───── Raw records ─────

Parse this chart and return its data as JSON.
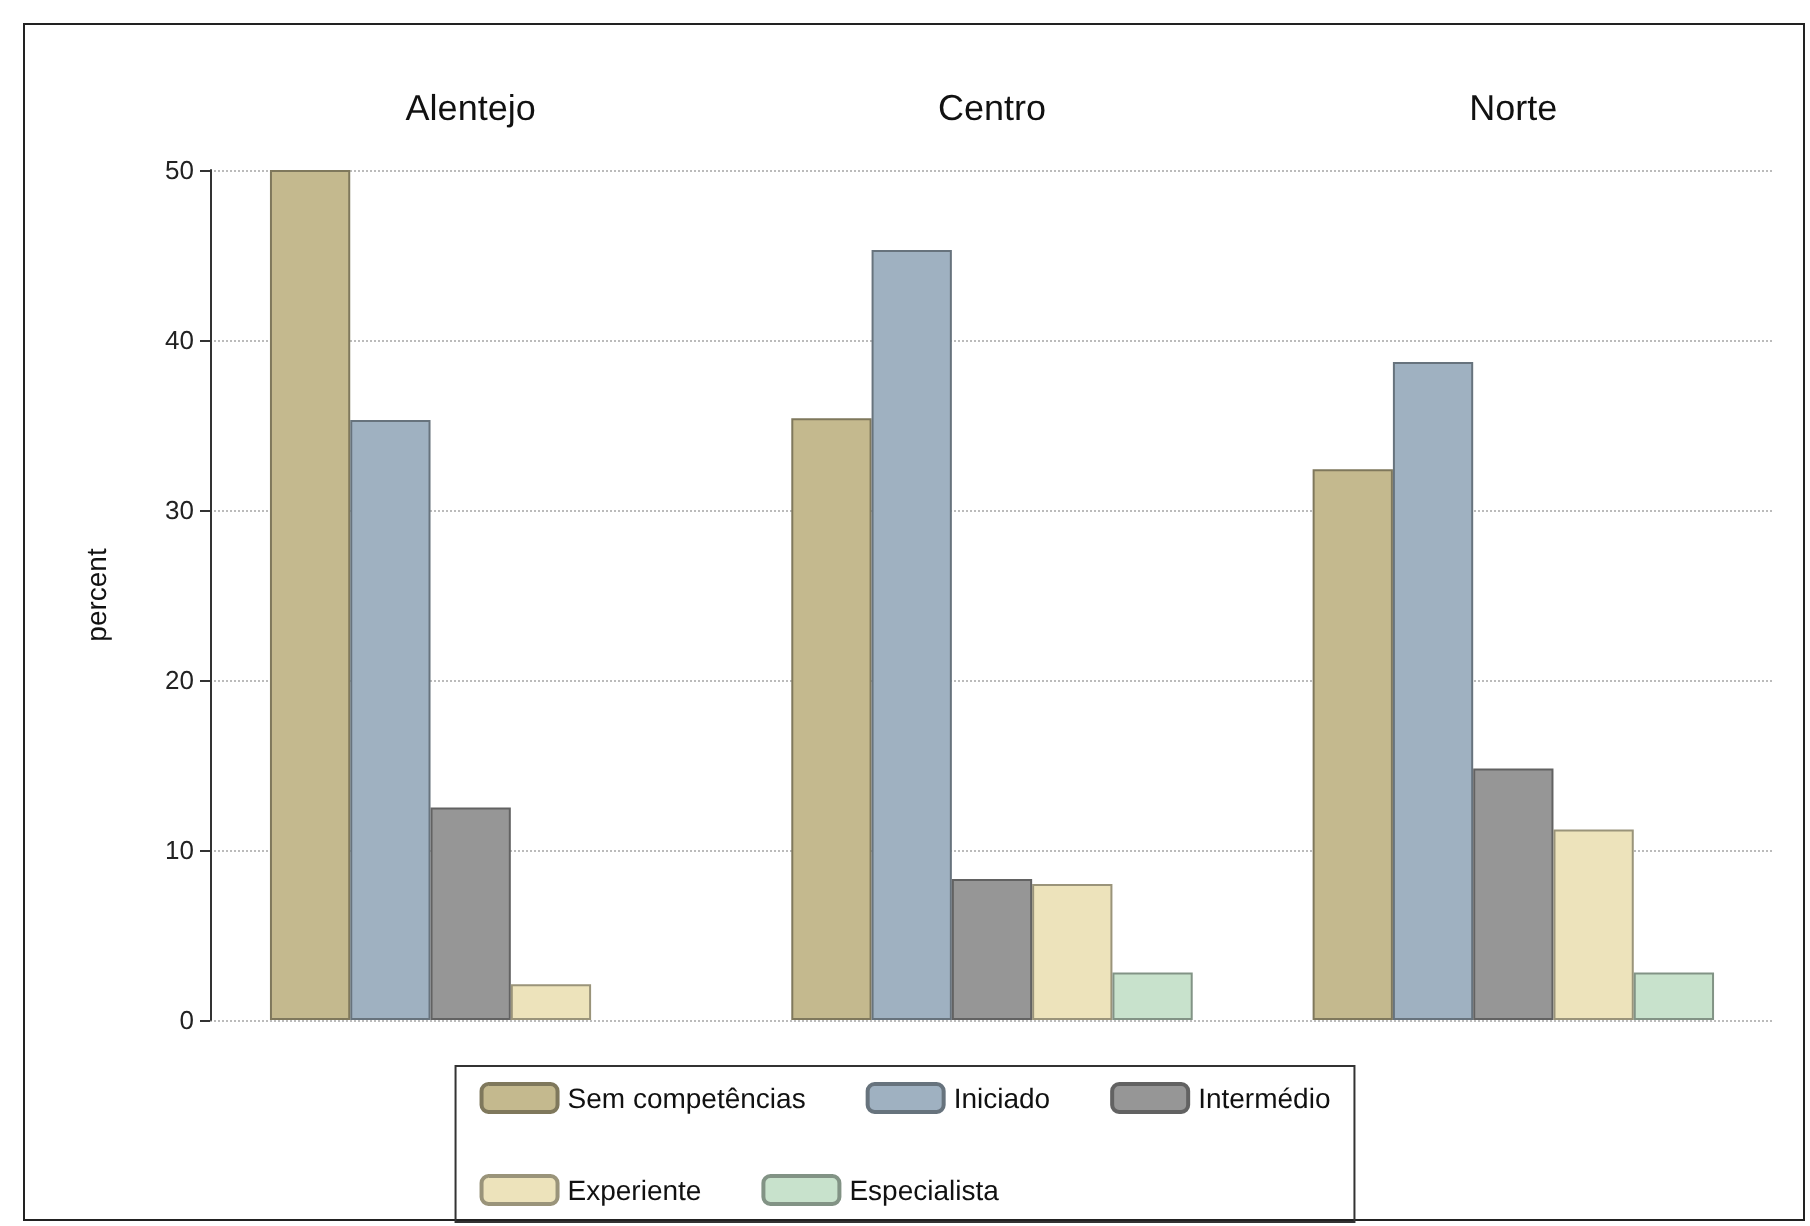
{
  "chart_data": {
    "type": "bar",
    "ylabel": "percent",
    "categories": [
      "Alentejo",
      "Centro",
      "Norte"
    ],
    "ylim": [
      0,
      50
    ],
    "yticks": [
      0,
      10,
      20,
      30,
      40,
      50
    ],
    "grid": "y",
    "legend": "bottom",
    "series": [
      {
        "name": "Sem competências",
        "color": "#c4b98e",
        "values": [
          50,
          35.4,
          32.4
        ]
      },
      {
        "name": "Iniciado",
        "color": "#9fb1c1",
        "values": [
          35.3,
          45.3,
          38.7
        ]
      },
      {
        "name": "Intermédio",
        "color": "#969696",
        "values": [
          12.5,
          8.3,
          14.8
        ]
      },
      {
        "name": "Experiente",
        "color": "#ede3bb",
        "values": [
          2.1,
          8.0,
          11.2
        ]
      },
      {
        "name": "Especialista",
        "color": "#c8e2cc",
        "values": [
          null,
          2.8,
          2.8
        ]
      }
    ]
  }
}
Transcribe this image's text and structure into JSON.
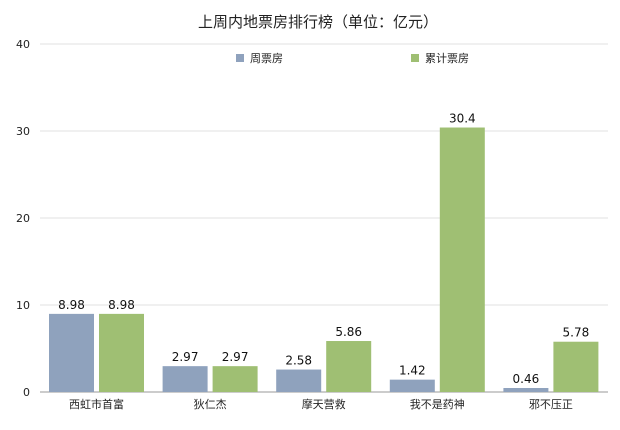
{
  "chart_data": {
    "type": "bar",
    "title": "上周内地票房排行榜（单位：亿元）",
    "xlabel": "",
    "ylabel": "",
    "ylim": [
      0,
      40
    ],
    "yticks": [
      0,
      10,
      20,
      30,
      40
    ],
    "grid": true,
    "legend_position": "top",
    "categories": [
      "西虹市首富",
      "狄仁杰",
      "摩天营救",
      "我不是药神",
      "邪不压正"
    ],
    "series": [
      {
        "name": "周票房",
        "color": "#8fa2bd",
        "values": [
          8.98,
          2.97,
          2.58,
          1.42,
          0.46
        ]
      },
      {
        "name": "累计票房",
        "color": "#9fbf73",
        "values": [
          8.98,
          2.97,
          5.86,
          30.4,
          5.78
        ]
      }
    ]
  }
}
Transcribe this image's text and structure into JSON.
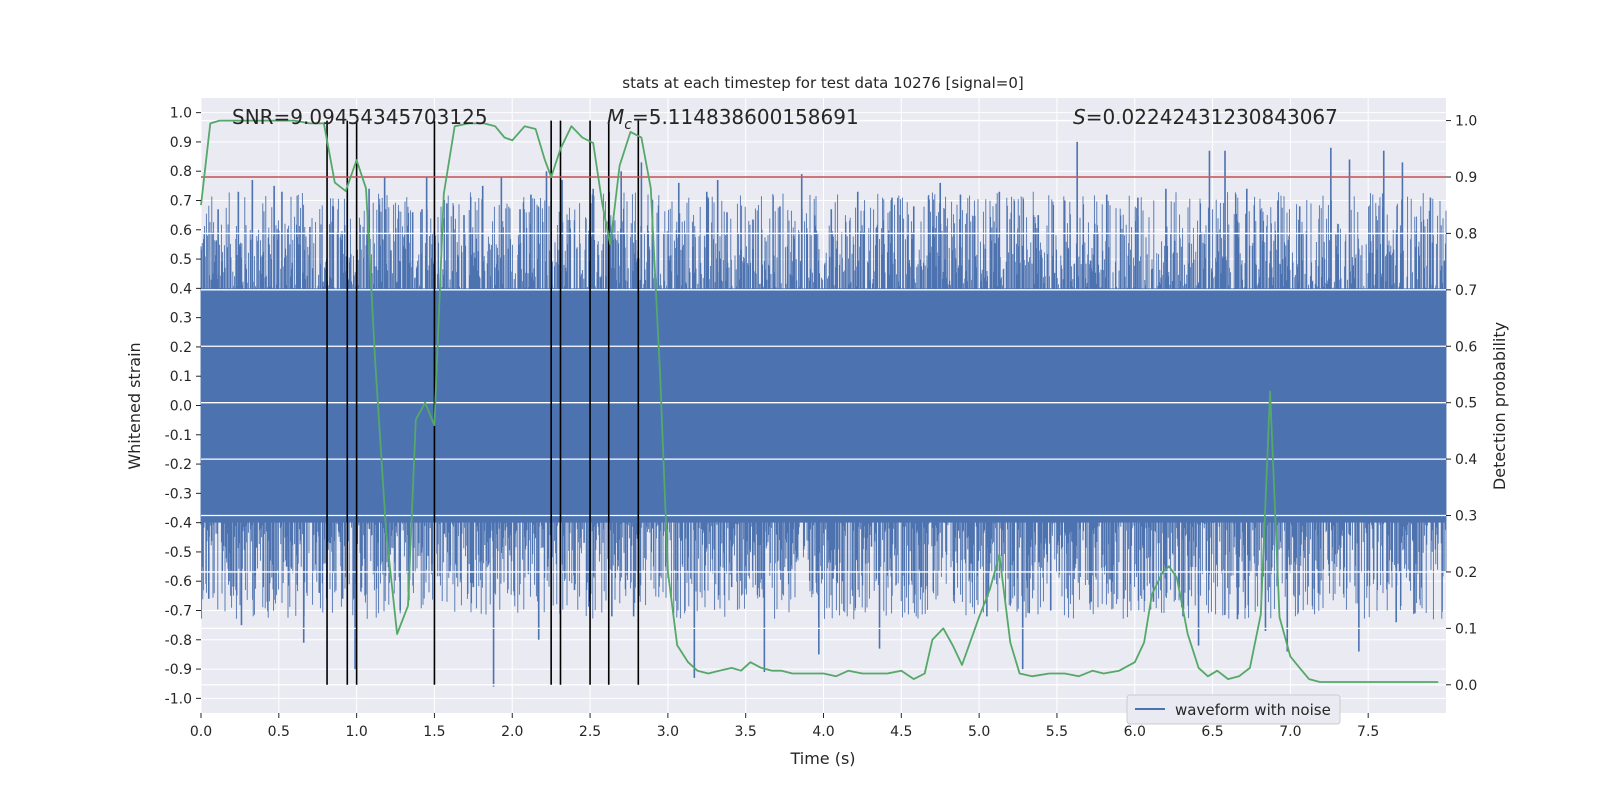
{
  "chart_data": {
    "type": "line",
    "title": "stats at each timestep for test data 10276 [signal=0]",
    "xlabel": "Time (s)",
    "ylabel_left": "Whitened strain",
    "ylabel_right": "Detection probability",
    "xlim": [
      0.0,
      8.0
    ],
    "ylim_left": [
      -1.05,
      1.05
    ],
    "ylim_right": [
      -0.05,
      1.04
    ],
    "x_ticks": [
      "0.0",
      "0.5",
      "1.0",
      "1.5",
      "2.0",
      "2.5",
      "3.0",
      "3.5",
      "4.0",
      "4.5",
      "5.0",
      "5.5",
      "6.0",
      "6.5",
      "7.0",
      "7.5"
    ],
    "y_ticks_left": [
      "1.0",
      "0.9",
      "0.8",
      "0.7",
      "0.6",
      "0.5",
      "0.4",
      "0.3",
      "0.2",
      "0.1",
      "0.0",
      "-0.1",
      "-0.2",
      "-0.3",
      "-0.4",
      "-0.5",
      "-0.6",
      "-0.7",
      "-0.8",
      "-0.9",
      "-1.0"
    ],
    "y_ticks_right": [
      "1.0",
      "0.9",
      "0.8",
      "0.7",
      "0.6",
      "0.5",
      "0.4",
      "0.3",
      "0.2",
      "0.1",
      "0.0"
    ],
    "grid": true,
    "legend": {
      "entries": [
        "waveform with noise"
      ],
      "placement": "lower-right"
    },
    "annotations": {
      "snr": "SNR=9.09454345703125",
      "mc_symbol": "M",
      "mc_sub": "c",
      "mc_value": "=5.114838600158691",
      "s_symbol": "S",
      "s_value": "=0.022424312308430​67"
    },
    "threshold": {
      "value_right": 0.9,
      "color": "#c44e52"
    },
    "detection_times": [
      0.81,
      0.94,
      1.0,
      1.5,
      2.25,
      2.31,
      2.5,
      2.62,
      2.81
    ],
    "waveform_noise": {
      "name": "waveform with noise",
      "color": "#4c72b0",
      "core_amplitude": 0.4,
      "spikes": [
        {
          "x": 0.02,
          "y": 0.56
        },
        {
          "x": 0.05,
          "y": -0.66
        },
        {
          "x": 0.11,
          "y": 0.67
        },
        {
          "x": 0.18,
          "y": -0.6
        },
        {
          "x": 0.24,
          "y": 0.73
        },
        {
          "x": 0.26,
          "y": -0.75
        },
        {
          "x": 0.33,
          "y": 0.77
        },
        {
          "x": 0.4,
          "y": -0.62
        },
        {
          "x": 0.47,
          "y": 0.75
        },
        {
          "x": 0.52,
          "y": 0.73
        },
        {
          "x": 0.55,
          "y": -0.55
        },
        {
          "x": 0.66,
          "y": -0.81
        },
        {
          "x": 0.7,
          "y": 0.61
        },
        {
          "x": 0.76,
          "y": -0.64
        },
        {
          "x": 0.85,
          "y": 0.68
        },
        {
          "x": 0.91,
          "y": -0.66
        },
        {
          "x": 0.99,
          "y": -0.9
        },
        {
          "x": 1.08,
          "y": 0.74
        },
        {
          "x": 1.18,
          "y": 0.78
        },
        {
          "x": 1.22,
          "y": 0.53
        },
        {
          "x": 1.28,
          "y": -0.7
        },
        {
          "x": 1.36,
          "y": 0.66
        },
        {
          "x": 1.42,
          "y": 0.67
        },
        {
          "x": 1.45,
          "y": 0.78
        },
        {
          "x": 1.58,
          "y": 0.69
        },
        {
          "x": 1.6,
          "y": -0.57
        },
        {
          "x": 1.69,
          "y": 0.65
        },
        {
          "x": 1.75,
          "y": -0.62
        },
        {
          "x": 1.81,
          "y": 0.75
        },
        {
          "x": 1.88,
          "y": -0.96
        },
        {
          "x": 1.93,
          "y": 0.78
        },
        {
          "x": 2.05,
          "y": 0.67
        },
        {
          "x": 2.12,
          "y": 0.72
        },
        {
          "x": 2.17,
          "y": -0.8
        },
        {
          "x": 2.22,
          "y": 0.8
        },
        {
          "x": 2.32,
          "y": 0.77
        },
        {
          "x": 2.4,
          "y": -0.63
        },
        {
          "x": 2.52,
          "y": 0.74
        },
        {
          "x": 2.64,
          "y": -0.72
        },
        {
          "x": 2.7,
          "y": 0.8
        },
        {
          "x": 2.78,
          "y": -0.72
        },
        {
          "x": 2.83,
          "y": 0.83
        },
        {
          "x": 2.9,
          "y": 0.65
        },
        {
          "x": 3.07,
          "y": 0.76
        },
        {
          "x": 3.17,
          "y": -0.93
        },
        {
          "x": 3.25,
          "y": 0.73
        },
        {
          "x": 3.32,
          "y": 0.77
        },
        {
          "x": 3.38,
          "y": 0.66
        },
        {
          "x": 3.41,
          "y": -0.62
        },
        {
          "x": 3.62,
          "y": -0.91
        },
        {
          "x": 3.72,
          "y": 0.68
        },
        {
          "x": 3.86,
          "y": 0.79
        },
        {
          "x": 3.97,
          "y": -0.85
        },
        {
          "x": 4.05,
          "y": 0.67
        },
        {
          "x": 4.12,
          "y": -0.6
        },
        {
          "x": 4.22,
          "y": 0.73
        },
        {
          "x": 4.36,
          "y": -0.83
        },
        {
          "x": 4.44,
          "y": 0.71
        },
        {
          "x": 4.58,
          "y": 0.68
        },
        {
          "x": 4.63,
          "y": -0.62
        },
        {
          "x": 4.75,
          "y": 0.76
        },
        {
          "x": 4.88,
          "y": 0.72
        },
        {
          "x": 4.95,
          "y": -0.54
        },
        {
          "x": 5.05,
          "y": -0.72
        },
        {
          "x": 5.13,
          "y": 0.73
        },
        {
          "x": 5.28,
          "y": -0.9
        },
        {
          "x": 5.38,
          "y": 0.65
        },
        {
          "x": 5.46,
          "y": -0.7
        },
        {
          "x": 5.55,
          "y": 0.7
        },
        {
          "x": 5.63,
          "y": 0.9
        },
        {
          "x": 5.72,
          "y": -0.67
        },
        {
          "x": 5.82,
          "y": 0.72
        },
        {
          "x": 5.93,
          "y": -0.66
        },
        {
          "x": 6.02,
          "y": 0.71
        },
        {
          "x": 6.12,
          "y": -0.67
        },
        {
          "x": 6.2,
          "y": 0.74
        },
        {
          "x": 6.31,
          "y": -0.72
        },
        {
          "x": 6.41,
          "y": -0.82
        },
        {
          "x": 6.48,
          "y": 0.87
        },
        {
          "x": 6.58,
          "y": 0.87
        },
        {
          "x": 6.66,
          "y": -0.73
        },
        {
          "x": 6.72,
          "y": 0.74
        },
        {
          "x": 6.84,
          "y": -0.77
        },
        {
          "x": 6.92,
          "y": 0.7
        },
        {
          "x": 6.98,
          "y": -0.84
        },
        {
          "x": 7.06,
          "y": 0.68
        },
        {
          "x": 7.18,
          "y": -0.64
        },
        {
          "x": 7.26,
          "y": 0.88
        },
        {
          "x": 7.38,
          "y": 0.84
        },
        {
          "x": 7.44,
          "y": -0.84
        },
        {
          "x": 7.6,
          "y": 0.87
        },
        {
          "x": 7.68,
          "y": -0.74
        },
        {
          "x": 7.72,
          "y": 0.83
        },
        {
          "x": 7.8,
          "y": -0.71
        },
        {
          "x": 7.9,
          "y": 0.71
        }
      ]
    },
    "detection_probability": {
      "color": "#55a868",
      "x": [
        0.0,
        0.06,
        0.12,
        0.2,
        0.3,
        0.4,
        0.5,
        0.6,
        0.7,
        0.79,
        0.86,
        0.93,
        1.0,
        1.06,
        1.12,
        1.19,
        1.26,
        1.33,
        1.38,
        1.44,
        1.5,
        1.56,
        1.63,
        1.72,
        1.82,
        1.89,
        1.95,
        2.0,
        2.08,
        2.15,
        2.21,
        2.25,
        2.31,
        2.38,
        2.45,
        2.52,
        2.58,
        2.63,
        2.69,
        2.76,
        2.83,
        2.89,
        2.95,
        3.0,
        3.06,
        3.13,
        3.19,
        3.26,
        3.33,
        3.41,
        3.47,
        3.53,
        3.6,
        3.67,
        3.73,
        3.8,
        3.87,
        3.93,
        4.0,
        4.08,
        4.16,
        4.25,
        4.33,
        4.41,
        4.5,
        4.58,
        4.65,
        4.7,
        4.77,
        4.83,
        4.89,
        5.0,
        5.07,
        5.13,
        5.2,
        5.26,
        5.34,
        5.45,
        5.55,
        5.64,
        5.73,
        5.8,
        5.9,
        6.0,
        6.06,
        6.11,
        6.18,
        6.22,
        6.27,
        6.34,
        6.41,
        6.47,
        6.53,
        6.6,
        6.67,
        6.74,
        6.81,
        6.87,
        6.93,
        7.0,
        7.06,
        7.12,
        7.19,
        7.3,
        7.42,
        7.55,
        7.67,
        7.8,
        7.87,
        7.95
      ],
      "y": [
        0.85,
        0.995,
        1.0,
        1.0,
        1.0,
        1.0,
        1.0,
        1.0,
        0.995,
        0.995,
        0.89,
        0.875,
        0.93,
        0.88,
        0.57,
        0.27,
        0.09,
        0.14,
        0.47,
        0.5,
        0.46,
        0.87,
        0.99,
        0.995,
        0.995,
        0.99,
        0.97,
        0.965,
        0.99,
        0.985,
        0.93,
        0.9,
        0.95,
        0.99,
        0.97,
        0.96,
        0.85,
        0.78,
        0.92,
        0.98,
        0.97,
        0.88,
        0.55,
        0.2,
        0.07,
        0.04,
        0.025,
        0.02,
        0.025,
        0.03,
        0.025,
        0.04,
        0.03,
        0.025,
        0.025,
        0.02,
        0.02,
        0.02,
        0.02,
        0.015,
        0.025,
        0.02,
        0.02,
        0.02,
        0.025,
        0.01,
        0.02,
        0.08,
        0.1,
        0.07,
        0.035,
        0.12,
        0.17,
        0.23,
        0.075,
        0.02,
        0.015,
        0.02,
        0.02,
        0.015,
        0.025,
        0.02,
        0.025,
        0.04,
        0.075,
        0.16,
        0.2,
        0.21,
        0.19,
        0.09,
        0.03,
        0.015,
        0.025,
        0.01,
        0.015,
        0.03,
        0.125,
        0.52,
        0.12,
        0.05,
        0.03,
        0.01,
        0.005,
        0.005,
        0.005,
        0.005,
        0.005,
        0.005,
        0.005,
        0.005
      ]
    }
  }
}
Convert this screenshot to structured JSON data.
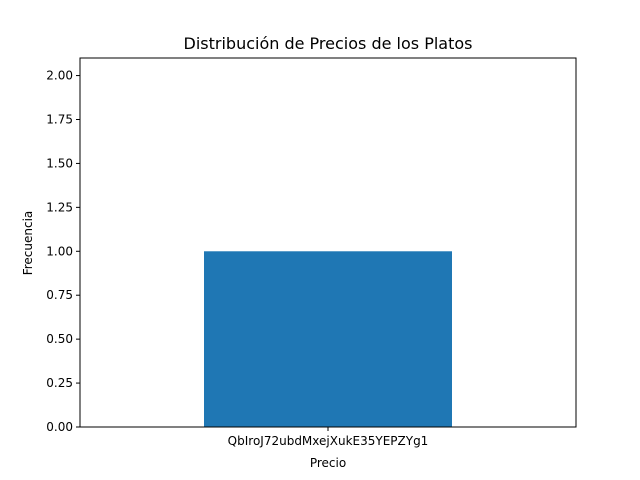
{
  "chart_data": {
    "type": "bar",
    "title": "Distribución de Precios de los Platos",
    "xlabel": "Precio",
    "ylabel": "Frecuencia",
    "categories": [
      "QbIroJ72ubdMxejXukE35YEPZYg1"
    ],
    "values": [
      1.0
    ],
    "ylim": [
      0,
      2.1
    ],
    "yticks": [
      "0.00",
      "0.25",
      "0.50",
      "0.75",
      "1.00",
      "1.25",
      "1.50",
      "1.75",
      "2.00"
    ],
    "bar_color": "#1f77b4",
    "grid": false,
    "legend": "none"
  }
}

─────

Prompt
Gather all lines of the records that include the word "with".

Result for this exercise
        "waveform with noise"
      "name": "waveform with noise",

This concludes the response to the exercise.